**What is expected**:
Filter the records below down to lines containing "item".

**Supplied material**:
+++
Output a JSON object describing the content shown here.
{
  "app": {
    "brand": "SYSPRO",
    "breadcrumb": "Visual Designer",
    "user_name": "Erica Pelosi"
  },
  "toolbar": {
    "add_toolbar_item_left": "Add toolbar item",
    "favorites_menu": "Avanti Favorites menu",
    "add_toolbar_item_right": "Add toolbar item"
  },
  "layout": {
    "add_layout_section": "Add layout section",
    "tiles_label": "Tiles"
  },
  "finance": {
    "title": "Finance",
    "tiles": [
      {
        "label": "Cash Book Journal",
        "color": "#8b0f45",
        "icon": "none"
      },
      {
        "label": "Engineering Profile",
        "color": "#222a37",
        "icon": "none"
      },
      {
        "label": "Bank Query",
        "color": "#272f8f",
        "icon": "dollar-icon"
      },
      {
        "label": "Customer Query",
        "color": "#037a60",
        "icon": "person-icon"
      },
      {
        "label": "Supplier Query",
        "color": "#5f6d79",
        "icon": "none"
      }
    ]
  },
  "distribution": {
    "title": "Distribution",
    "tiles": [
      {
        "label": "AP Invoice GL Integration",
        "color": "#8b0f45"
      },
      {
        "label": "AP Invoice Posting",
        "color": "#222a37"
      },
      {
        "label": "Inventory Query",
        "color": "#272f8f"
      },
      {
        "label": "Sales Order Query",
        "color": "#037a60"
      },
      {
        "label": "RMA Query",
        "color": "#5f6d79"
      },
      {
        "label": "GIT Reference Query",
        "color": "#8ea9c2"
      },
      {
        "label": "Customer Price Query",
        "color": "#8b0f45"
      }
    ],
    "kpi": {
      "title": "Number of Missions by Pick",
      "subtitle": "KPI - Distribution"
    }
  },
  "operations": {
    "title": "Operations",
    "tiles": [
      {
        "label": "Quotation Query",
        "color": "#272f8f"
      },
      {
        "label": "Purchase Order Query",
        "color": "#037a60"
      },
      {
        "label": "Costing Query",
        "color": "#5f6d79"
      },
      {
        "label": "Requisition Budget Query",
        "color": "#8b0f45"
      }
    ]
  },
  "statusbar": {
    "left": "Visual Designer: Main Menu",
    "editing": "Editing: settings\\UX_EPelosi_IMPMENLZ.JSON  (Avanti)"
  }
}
+++
**Task response**:
    "add_toolbar_item_left": "Add toolbar item",
    "add_toolbar_item_right": "Add toolbar item"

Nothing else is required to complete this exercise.